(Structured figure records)
* * * * * * * * *
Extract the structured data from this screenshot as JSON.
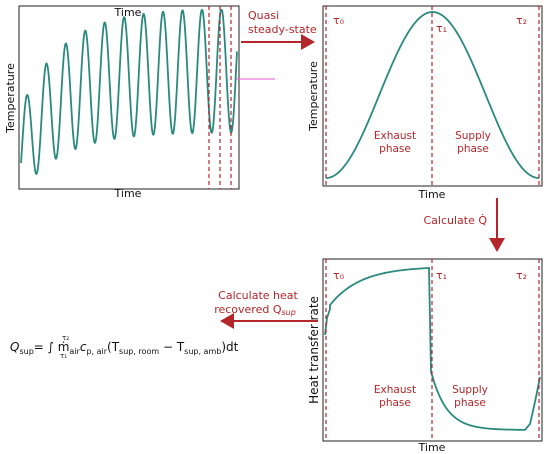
{
  "panel_left": {
    "xlabel": "Time",
    "ylabel": "Temperature"
  },
  "panel_right_top": {
    "xlabel": "Time",
    "ylabel": "Temperature",
    "tau0": "τ₀",
    "tau1": "τ₁",
    "tau2": "τ₂",
    "exhaust_line1": "Exhaust",
    "exhaust_line2": "phase",
    "supply_line1": "Supply",
    "supply_line2": "phase"
  },
  "panel_right_bottom": {
    "xlabel": "Time",
    "ylabel": "Heat transfer rate",
    "tau0": "τ₀",
    "tau1": "τ₁",
    "tau2": "τ₂",
    "exhaust_line1": "Exhaust",
    "exhaust_line2": "phase",
    "supply_line1": "Supply",
    "supply_line2": "phase"
  },
  "arrows": {
    "quasi_line1": "Quasi",
    "quasi_line2": "steady-state",
    "calculate_q": "Calculate Q̇",
    "recovered_line1": "Calculate heat",
    "recovered_line2": "recovered Q",
    "recovered_sub": "sup"
  },
  "equation": {
    "lhs": "Q",
    "lhs_sub": "sup",
    "body": "= ∫ ṁ",
    "upper": "τ₂",
    "lower": "τ₁",
    "mdot_sub": "air",
    "c": "c",
    "c_sub": "p, air",
    "paren_open": "(T",
    "t1_sub": "sup, room",
    "minus": " − T",
    "t2_sub": "sup, amb",
    "tail": ")dt"
  },
  "colors": {
    "curve": "#2a8a7e",
    "accent_red": "#b3262a",
    "highlight": "#e35bd6"
  }
}
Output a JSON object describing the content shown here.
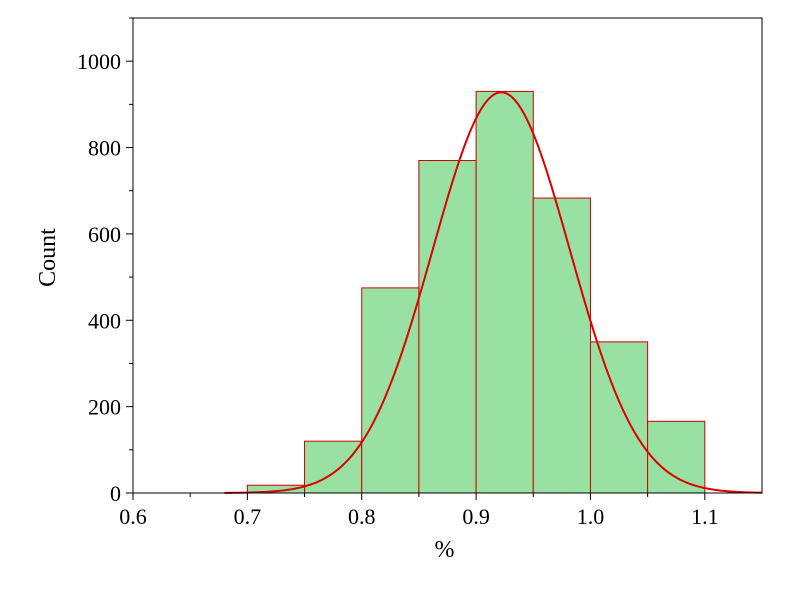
{
  "chart_data": {
    "type": "bar",
    "subtype": "histogram",
    "xlabel": "%",
    "ylabel": "Count",
    "xlim": [
      0.6,
      1.15
    ],
    "ylim": [
      0,
      1100
    ],
    "x_ticks": [
      {
        "value": 0.6,
        "label": "0.6"
      },
      {
        "value": 0.7,
        "label": "0.7"
      },
      {
        "value": 0.8,
        "label": "0.8"
      },
      {
        "value": 0.9,
        "label": "0.9"
      },
      {
        "value": 1.0,
        "label": "1.0"
      },
      {
        "value": 1.1,
        "label": "1.1"
      }
    ],
    "y_ticks": [
      {
        "value": 0,
        "label": "0"
      },
      {
        "value": 200,
        "label": "200"
      },
      {
        "value": 400,
        "label": "400"
      },
      {
        "value": 600,
        "label": "600"
      },
      {
        "value": 800,
        "label": "800"
      },
      {
        "value": 1000,
        "label": "1000"
      }
    ],
    "bins": [
      {
        "start": 0.7,
        "end": 0.75,
        "count": 18
      },
      {
        "start": 0.75,
        "end": 0.8,
        "count": 120
      },
      {
        "start": 0.8,
        "end": 0.85,
        "count": 475
      },
      {
        "start": 0.85,
        "end": 0.9,
        "count": 770
      },
      {
        "start": 0.9,
        "end": 0.95,
        "count": 930
      },
      {
        "start": 0.95,
        "end": 1.0,
        "count": 683
      },
      {
        "start": 1.0,
        "end": 1.05,
        "count": 350
      },
      {
        "start": 1.05,
        "end": 1.1,
        "count": 166
      }
    ],
    "fit_curve": {
      "type": "normal",
      "mean": 0.922,
      "sd": 0.06,
      "peak": 928,
      "x_range": [
        0.68,
        1.15
      ]
    },
    "grid": false,
    "legend": "none",
    "colors": {
      "bar_fill": "#99e0a3",
      "bar_stroke": "#cc0000",
      "curve": "#dd0000",
      "axis": "#000000"
    }
  }
}
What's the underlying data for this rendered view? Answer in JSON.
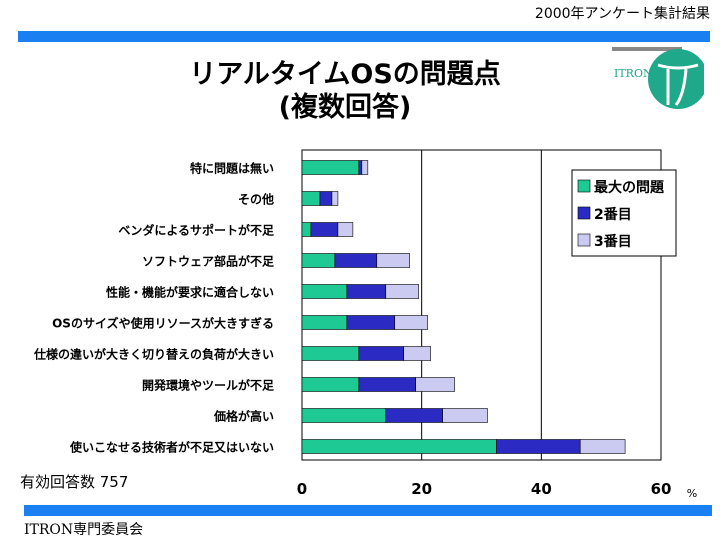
{
  "header": {
    "top_right": "2000年アンケート集計結果"
  },
  "title_line1": "リアルタイムOSの問題点",
  "title_line2": "(複数回答)",
  "logo_text": "ITRON",
  "respondents": "有効回答数 757",
  "footer": "ITRON専門委員会",
  "colors": {
    "band": "#1a7ff0",
    "s1": "#1fc994",
    "s2": "#2b2bc4",
    "s3": "#cbcbf2",
    "logo": "#1fa88a"
  },
  "chart_data": {
    "type": "bar",
    "orientation": "horizontal",
    "stacked": true,
    "categories": [
      "特に問題は無い",
      "その他",
      "ベンダによるサポートが不足",
      "ソフトウェア部品が不足",
      "性能・機能が要求に適合しない",
      "OSのサイズや使用リソースが大きすぎる",
      "仕様の違いが大きく切り替えの負荷が大きい",
      "開発環境やツールが不足",
      "価格が高い",
      "使いこなせる技術者が不足又はいない"
    ],
    "series": [
      {
        "name": "最大の問題",
        "values": [
          9.5,
          3,
          1.5,
          5.5,
          7.5,
          7.5,
          9.5,
          9.5,
          14,
          32.5
        ]
      },
      {
        "name": "2番目",
        "values": [
          0.5,
          2,
          4.5,
          7,
          6.5,
          8,
          7.5,
          9.5,
          9.5,
          14
        ]
      },
      {
        "name": "3番目",
        "values": [
          1,
          1,
          2.5,
          5.5,
          5.5,
          5.5,
          4.5,
          6.5,
          7.5,
          7.5
        ]
      }
    ],
    "xlim": [
      0,
      60
    ],
    "xticks": [
      0,
      20,
      40,
      60
    ],
    "xunit": "%",
    "grid": true,
    "legend": "top-right"
  }
}
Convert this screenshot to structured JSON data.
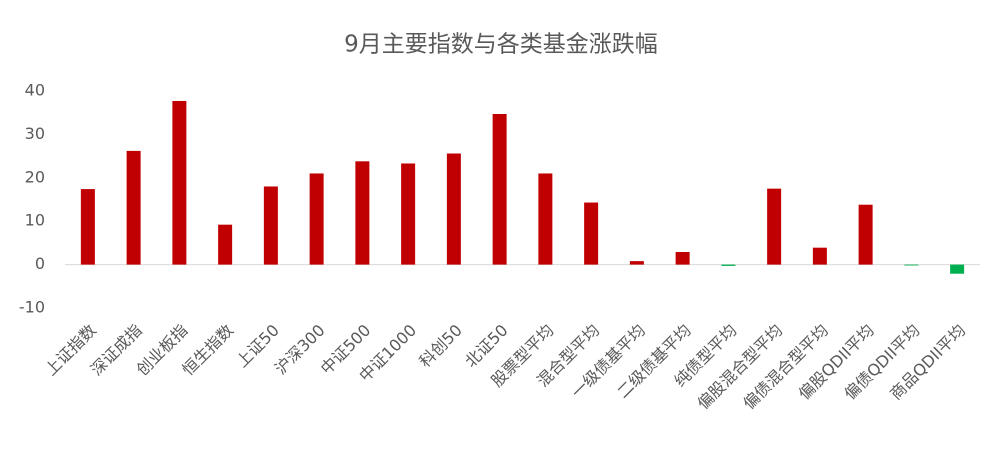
{
  "chart_data": {
    "type": "bar",
    "title": "9月主要指数与各类基金涨跌幅",
    "categories": [
      "上证指数",
      "深证成指",
      "创业板指",
      "恒生指数",
      "上证50",
      "沪深300",
      "中证500",
      "中证1000",
      "科创50",
      "北证50",
      "股票型平均",
      "混合型平均",
      "一级债基平均",
      "二级债基平均",
      "纯债型平均",
      "偏股混合型平均",
      "偏债混合型平均",
      "偏股QDII平均",
      "偏债QDII平均",
      "商品QDII平均"
    ],
    "values": [
      17.4,
      26.2,
      37.7,
      9.2,
      18.0,
      21.0,
      23.8,
      23.3,
      25.6,
      34.7,
      21.0,
      14.3,
      0.8,
      2.9,
      -0.3,
      17.5,
      3.9,
      13.8,
      -0.2,
      -2.1
    ],
    "color": "#c00000",
    "negative_color": "#00b050",
    "ylim": [
      -10,
      40
    ],
    "yticks": [
      -10,
      0,
      10,
      20,
      30,
      40
    ],
    "grid": false
  }
}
* * * * * * * * *
- YOUR GOAL
Every line above that contains the word "screenshot" should be reported.

- RESPONSE FOR THIS EXERCISE
Extract the structured data from this screenshot as JSON.
Convert this screenshot to structured JSON data.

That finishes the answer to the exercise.